- INSTRUCTION: State how many lines of the entries hold the string "JSON". Reply with the number alone.

- DATASET EXCERPTS:

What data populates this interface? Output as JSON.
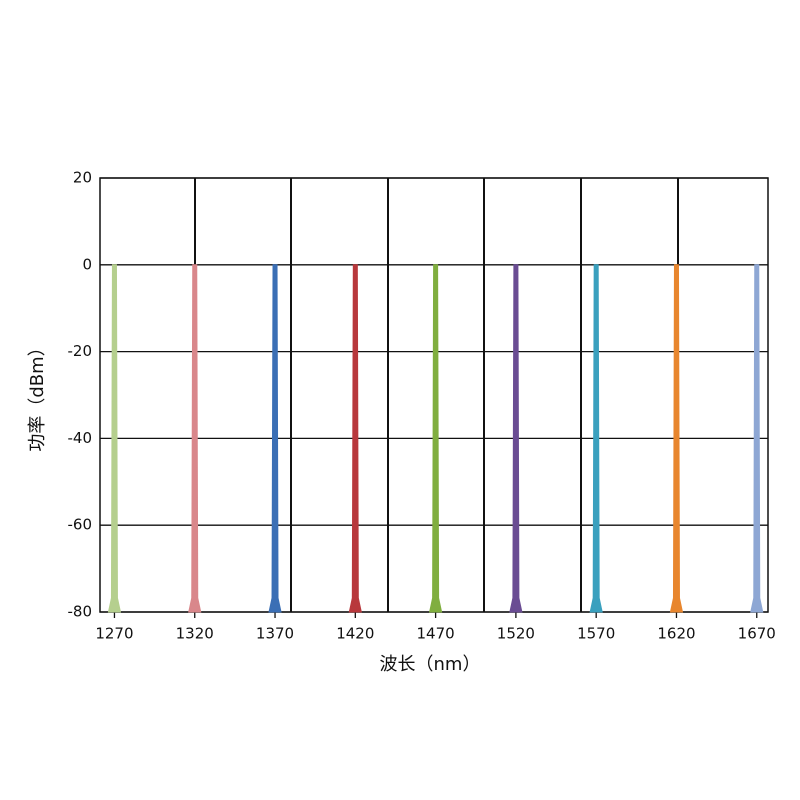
{
  "chart_data": {
    "type": "spike",
    "x_label": "波长（nm）",
    "y_label": "功率（dBm）",
    "x": [
      1270,
      1320,
      1370,
      1420,
      1470,
      1520,
      1570,
      1620,
      1670
    ],
    "values": [
      0,
      0,
      0,
      0,
      0,
      0,
      0,
      0,
      0
    ],
    "colors": [
      "#b5cf8e",
      "#d9878b",
      "#3b6fb5",
      "#b8383c",
      "#80ae3f",
      "#6a4c93",
      "#3aa0be",
      "#e8862e",
      "#8ea7d4"
    ],
    "xlim": [
      1261,
      1677
    ],
    "xticks": [
      1270,
      1320,
      1370,
      1420,
      1470,
      1520,
      1570,
      1620,
      1670
    ],
    "ylim": [
      -80,
      20
    ],
    "yticks": [
      20,
      0,
      -20,
      -40,
      -60,
      -80
    ],
    "grid": true
  }
}
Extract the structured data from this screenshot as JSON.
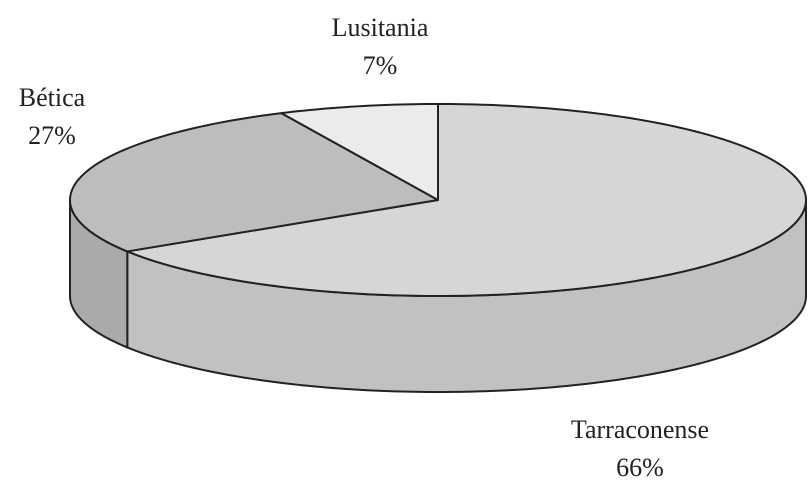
{
  "chart_data": {
    "type": "pie",
    "categories": [
      "Tarraconense",
      "Bética",
      "Lusitania"
    ],
    "values": [
      66,
      27,
      7
    ],
    "value_labels": [
      "66%",
      "27%",
      "7%"
    ],
    "colors": [
      "#d6d6d6",
      "#bdbdbd",
      "#ebebeb"
    ]
  }
}
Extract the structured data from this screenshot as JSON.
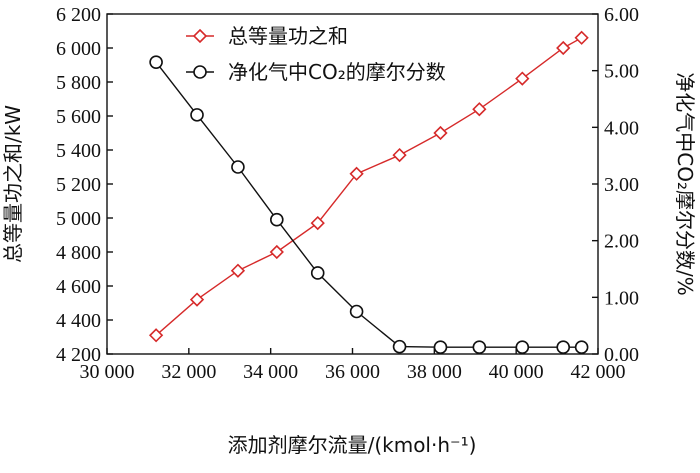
{
  "chart_data": {
    "type": "line",
    "xlabel": "添加剂摩尔流量/(kmol·h⁻¹)",
    "ylabel_left": "总等量功之和/kW",
    "ylabel_right": "净化气中CO₂摩尔分数/%",
    "xlim": [
      30000,
      42000
    ],
    "ylim_left": [
      4200,
      6200
    ],
    "ylim_right": [
      0,
      6
    ],
    "x_ticks": [
      30000,
      32000,
      34000,
      36000,
      38000,
      40000,
      42000
    ],
    "x_tick_labels": [
      "30 000",
      "32 000",
      "34 000",
      "36 000",
      "38 000",
      "40 000",
      "42 000"
    ],
    "y_left_ticks": [
      4200,
      4400,
      4600,
      4800,
      5000,
      5200,
      5400,
      5600,
      5800,
      6000,
      6200
    ],
    "y_left_tick_labels": [
      "4 200",
      "4 400",
      "4 600",
      "4 800",
      "5 000",
      "5 200",
      "5 400",
      "5 600",
      "5 800",
      "6 000",
      "6 200"
    ],
    "y_right_ticks": [
      0,
      1,
      2,
      3,
      4,
      5,
      6
    ],
    "y_right_tick_labels": [
      "0.00",
      "1.00",
      "2.00",
      "3.00",
      "4.00",
      "5.00",
      "6.00"
    ],
    "legend_position": "top-left",
    "grid": false,
    "series": [
      {
        "name": "总等量功之和",
        "axis": "left",
        "color": "#d62a2a",
        "marker": "diamond",
        "x": [
          31200,
          32200,
          33200,
          34150,
          35150,
          36100,
          37150,
          38150,
          39100,
          40150,
          41150,
          41600
        ],
        "values": [
          4310,
          4520,
          4690,
          4800,
          4970,
          5260,
          5370,
          5500,
          5640,
          5820,
          6000,
          6060
        ]
      },
      {
        "name": "净化气中CO₂的摩尔分数",
        "axis": "right",
        "color": "#111111",
        "marker": "circle",
        "x": [
          31200,
          32200,
          33200,
          34150,
          35150,
          36100,
          37150,
          38150,
          39100,
          40150,
          41150,
          41600
        ],
        "values": [
          5.15,
          4.22,
          3.3,
          2.37,
          1.43,
          0.75,
          0.13,
          0.12,
          0.12,
          0.12,
          0.12,
          0.12
        ]
      }
    ]
  }
}
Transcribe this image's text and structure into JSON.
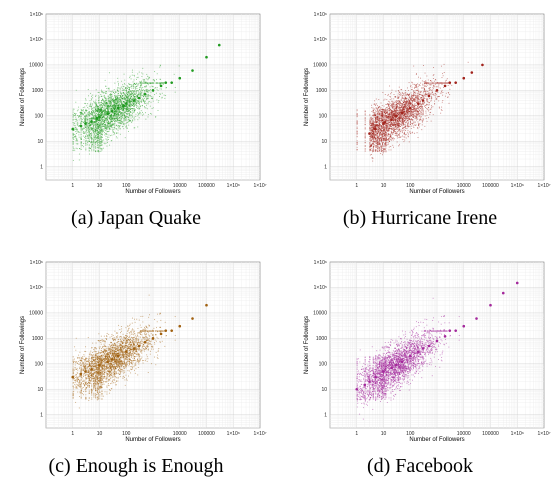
{
  "figure": {
    "panels": [
      {
        "caption": "(a) Japan Quake"
      },
      {
        "caption": "(b) Hurricane Irene"
      },
      {
        "caption": "(c) Enough is Enough"
      },
      {
        "caption": "(d) Facebook"
      }
    ]
  },
  "chart_data": [
    {
      "type": "scatter",
      "title": "(a) Japan Quake",
      "xlabel": "Number of Followers",
      "ylabel": "Number of Followings",
      "xscale": "log",
      "yscale": "log",
      "xlim": [
        0.1,
        10000000
      ],
      "ylim": [
        0.3,
        1000000
      ],
      "x_ticks": [
        "1",
        "10",
        "100",
        "10000",
        "100000",
        "1×10⁶",
        "1×10⁷"
      ],
      "y_ticks": [
        "1",
        "10",
        "100",
        "1000",
        "10000",
        "1×10⁵",
        "1×10⁶"
      ],
      "grid": true,
      "color": "#1f9a1f",
      "x": [
        1,
        2,
        3,
        5,
        8,
        10,
        20,
        30,
        50,
        80,
        100,
        200,
        300,
        500,
        1000,
        2000,
        3000,
        5000,
        10000,
        30000,
        100000,
        300000
      ],
      "y": [
        30,
        40,
        50,
        60,
        80,
        90,
        120,
        150,
        200,
        250,
        300,
        400,
        500,
        700,
        1000,
        1500,
        2000,
        2000,
        3000,
        6000,
        20000,
        60000
      ]
    },
    {
      "type": "scatter",
      "title": "(b) Hurricane Irene",
      "xlabel": "Number of Followers",
      "ylabel": "Number of Followings",
      "xscale": "log",
      "yscale": "log",
      "xlim": [
        0.1,
        10000000
      ],
      "ylim": [
        0.3,
        1000000
      ],
      "x_ticks": [
        "1",
        "10",
        "100",
        "10000",
        "100000",
        "1×10⁶",
        "1×10⁷"
      ],
      "y_ticks": [
        "1",
        "10",
        "100",
        "1000",
        "10000",
        "1×10⁵",
        "1×10⁶"
      ],
      "grid": true,
      "color": "#a1221b",
      "x": [
        3,
        5,
        10,
        20,
        30,
        50,
        100,
        200,
        300,
        500,
        1000,
        2000,
        3000,
        5000,
        10000,
        20000,
        50000
      ],
      "y": [
        20,
        30,
        50,
        70,
        100,
        130,
        200,
        300,
        400,
        600,
        1000,
        1500,
        2000,
        2000,
        3000,
        5000,
        10000
      ]
    },
    {
      "type": "scatter",
      "title": "(c) Enough is Enough",
      "xlabel": "Number of Followers",
      "ylabel": "Number of Followings",
      "xscale": "log",
      "yscale": "log",
      "xlim": [
        0.1,
        10000000
      ],
      "ylim": [
        0.3,
        1000000
      ],
      "x_ticks": [
        "1",
        "10",
        "100",
        "10000",
        "100000",
        "1×10⁶",
        "1×10⁷"
      ],
      "y_ticks": [
        "1",
        "10",
        "100",
        "1000",
        "10000",
        "1×10⁵",
        "1×10⁶"
      ],
      "grid": true,
      "color": "#a0600f",
      "x": [
        1,
        2,
        3,
        5,
        10,
        20,
        30,
        50,
        100,
        200,
        300,
        500,
        1000,
        2000,
        3000,
        5000,
        10000,
        30000,
        100000
      ],
      "y": [
        30,
        40,
        50,
        60,
        90,
        120,
        150,
        200,
        300,
        400,
        500,
        700,
        1000,
        1500,
        2000,
        2000,
        3000,
        6000,
        20000
      ]
    },
    {
      "type": "scatter",
      "title": "(d) Facebook",
      "xlabel": "Number of Followers",
      "ylabel": "Number of Followings",
      "xscale": "log",
      "yscale": "log",
      "xlim": [
        0.1,
        10000000
      ],
      "ylim": [
        0.3,
        1000000
      ],
      "x_ticks": [
        "1",
        "10",
        "100",
        "10000",
        "100000",
        "1×10⁶",
        "1×10⁷"
      ],
      "y_ticks": [
        "1",
        "10",
        "100",
        "1000",
        "10000",
        "1×10⁵",
        "1×10⁶"
      ],
      "grid": true,
      "color": "#a3279b",
      "x": [
        1,
        2,
        3,
        5,
        10,
        20,
        30,
        50,
        100,
        200,
        300,
        500,
        1000,
        2000,
        3000,
        5000,
        10000,
        30000,
        100000,
        300000,
        1000000
      ],
      "y": [
        10,
        15,
        20,
        30,
        50,
        70,
        90,
        120,
        200,
        300,
        400,
        500,
        800,
        1200,
        2000,
        2000,
        3000,
        6000,
        20000,
        60000,
        150000
      ]
    }
  ]
}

- CORRECT ANSWER: 4